TASK DESCRIPTION: Print out every record exactly as it appears.

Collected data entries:
========
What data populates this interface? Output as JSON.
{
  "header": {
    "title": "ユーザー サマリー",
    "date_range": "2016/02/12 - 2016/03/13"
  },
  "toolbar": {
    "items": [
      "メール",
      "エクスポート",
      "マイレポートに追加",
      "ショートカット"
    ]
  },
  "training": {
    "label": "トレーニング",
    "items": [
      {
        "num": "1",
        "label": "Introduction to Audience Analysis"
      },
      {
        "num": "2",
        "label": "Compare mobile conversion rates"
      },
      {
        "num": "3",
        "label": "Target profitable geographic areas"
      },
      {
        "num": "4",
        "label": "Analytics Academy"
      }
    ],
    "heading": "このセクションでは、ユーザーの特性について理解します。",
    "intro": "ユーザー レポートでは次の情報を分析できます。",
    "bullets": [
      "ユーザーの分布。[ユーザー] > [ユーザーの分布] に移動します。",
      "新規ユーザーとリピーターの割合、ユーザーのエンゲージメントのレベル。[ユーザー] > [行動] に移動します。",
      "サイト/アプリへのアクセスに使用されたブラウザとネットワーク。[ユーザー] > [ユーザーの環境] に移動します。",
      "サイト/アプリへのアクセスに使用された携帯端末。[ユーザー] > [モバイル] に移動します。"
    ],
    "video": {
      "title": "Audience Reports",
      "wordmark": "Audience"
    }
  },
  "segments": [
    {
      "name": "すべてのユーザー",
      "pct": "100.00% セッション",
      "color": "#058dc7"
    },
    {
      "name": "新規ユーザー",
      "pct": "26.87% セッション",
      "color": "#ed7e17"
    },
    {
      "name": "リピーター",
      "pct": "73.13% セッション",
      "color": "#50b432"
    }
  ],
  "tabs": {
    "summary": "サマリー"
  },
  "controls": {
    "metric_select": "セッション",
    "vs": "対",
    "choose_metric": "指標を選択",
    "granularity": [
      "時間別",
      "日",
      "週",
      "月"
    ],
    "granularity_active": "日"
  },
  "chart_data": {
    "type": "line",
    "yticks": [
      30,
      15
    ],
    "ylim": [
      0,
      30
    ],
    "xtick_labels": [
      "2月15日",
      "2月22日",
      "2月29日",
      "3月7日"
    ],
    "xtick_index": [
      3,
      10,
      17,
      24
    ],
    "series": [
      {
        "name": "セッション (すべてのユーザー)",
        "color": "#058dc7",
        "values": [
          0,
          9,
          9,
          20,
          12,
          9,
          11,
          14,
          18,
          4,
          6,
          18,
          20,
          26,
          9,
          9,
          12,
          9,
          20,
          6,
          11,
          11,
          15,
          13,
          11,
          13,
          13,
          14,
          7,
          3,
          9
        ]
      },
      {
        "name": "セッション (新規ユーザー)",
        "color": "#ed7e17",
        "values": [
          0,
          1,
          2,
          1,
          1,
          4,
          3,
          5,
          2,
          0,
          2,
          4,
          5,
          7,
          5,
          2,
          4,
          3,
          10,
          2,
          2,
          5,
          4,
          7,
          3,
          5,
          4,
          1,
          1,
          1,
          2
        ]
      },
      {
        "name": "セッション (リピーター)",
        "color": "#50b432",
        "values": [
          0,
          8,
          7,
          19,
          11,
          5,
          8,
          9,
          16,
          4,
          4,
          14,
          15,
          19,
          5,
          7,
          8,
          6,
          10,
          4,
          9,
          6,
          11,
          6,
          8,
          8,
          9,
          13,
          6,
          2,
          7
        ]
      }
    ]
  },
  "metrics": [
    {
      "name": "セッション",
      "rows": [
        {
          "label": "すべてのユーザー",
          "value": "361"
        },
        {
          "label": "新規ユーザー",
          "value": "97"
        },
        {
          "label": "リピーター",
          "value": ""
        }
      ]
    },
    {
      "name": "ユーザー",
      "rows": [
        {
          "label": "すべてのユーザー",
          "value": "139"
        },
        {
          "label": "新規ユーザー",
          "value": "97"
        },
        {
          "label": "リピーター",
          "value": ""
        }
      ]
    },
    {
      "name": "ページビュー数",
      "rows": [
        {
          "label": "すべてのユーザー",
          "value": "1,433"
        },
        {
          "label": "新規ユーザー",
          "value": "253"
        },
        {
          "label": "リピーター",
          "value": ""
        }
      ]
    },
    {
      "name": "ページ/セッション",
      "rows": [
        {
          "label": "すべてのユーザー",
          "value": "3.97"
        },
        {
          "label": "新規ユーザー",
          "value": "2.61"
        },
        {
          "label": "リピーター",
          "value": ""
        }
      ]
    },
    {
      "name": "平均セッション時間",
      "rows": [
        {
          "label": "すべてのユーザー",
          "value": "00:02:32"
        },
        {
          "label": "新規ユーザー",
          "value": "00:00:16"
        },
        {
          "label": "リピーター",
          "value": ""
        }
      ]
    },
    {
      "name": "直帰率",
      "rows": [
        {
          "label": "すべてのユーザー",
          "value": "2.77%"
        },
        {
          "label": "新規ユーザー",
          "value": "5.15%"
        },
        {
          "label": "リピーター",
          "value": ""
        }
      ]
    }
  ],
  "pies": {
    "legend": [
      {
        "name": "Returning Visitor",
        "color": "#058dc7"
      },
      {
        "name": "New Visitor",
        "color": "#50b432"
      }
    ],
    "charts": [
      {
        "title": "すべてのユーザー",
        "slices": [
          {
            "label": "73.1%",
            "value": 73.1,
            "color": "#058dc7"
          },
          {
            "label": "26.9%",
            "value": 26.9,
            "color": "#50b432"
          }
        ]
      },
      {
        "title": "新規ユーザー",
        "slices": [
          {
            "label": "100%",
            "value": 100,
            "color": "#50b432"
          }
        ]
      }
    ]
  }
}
========
RESULT:
What data populates this interface? Output as JSON.
{
  "header": {
    "title": "ユーザー サマリー",
    "date_range": "2016/02/12 - 2016/03/13"
  },
  "toolbar": {
    "items": [
      "メール",
      "エクスポート",
      "マイレポートに追加",
      "ショートカット"
    ]
  },
  "training": {
    "label": "トレーニング",
    "items": [
      {
        "num": "1",
        "label": "Introduction to Audience Analysis"
      },
      {
        "num": "2",
        "label": "Compare mobile conversion rates"
      },
      {
        "num": "3",
        "label": "Target profitable geographic areas"
      },
      {
        "num": "4",
        "label": "Analytics Academy"
      }
    ],
    "heading": "このセクションでは、ユーザーの特性について理解します。",
    "intro": "ユーザー レポートでは次の情報を分析できます。",
    "bullets": [
      "ユーザーの分布。[ユーザー] > [ユーザーの分布] に移動します。",
      "新規ユーザーとリピーターの割合、ユーザーのエンゲージメントのレベル。[ユーザー] > [行動] に移動します。",
      "サイト/アプリへのアクセスに使用されたブラウザとネットワーク。[ユーザー] > [ユーザーの環境] に移動します。",
      "サイト/アプリへのアクセスに使用された携帯端末。[ユーザー] > [モバイル] に移動します。"
    ],
    "video": {
      "title": "Audience Reports",
      "wordmark": "Audience"
    }
  },
  "segments": [
    {
      "name": "すべてのユーザー",
      "pct": "100.00% セッション",
      "color": "#058dc7"
    },
    {
      "name": "新規ユーザー",
      "pct": "26.87% セッション",
      "color": "#ed7e17"
    },
    {
      "name": "リピーター",
      "pct": "73.13% セッション",
      "color": "#50b432"
    }
  ],
  "tabs": {
    "summary": "サマリー"
  },
  "controls": {
    "metric_select": "セッション",
    "vs": "対",
    "choose_metric": "指標を選択",
    "granularity": [
      "時間別",
      "日",
      "週",
      "月"
    ],
    "granularity_active": "日"
  },
  "chart_data": {
    "type": "line",
    "yticks": [
      30,
      15
    ],
    "ylim": [
      0,
      30
    ],
    "xtick_labels": [
      "2月15日",
      "2月22日",
      "2月29日",
      "3月7日"
    ],
    "xtick_index": [
      3,
      10,
      17,
      24
    ],
    "series": [
      {
        "name": "セッション (すべてのユーザー)",
        "color": "#058dc7",
        "values": [
          0,
          9,
          9,
          20,
          12,
          9,
          11,
          14,
          18,
          4,
          6,
          18,
          20,
          26,
          9,
          9,
          12,
          9,
          20,
          6,
          11,
          11,
          15,
          13,
          11,
          13,
          13,
          14,
          7,
          3,
          9
        ]
      },
      {
        "name": "セッション (新規ユーザー)",
        "color": "#ed7e17",
        "values": [
          0,
          1,
          2,
          1,
          1,
          4,
          3,
          5,
          2,
          0,
          2,
          4,
          5,
          7,
          5,
          2,
          4,
          3,
          10,
          2,
          2,
          5,
          4,
          7,
          3,
          5,
          4,
          1,
          1,
          1,
          2
        ]
      },
      {
        "name": "セッション (リピーター)",
        "color": "#50b432",
        "values": [
          0,
          8,
          7,
          19,
          11,
          5,
          8,
          9,
          16,
          4,
          4,
          14,
          15,
          19,
          5,
          7,
          8,
          6,
          10,
          4,
          9,
          6,
          11,
          6,
          8,
          8,
          9,
          13,
          6,
          2,
          7
        ]
      }
    ]
  },
  "metrics": [
    {
      "name": "セッション",
      "rows": [
        {
          "label": "すべてのユーザー",
          "value": "361"
        },
        {
          "label": "新規ユーザー",
          "value": "97"
        },
        {
          "label": "リピーター",
          "value": ""
        }
      ]
    },
    {
      "name": "ユーザー",
      "rows": [
        {
          "label": "すべてのユーザー",
          "value": "139"
        },
        {
          "label": "新規ユーザー",
          "value": "97"
        },
        {
          "label": "リピーター",
          "value": ""
        }
      ]
    },
    {
      "name": "ページビュー数",
      "rows": [
        {
          "label": "すべてのユーザー",
          "value": "1,433"
        },
        {
          "label": "新規ユーザー",
          "value": "253"
        },
        {
          "label": "リピーター",
          "value": ""
        }
      ]
    },
    {
      "name": "ページ/セッション",
      "rows": [
        {
          "label": "すべてのユーザー",
          "value": "3.97"
        },
        {
          "label": "新規ユーザー",
          "value": "2.61"
        },
        {
          "label": "リピーター",
          "value": ""
        }
      ]
    },
    {
      "name": "平均セッション時間",
      "rows": [
        {
          "label": "すべてのユーザー",
          "value": "00:02:32"
        },
        {
          "label": "新規ユーザー",
          "value": "00:00:16"
        },
        {
          "label": "リピーター",
          "value": ""
        }
      ]
    },
    {
      "name": "直帰率",
      "rows": [
        {
          "label": "すべてのユーザー",
          "value": "2.77%"
        },
        {
          "label": "新規ユーザー",
          "value": "5.15%"
        },
        {
          "label": "リピーター",
          "value": ""
        }
      ]
    }
  ],
  "pies": {
    "legend": [
      {
        "name": "Returning Visitor",
        "color": "#058dc7"
      },
      {
        "name": "New Visitor",
        "color": "#50b432"
      }
    ],
    "charts": [
      {
        "title": "すべてのユーザー",
        "slices": [
          {
            "label": "73.1%",
            "value": 73.1,
            "color": "#058dc7"
          },
          {
            "label": "26.9%",
            "value": 26.9,
            "color": "#50b432"
          }
        ]
      },
      {
        "title": "新規ユーザー",
        "slices": [
          {
            "label": "100%",
            "value": 100,
            "color": "#50b432"
          }
        ]
      }
    ]
  }
}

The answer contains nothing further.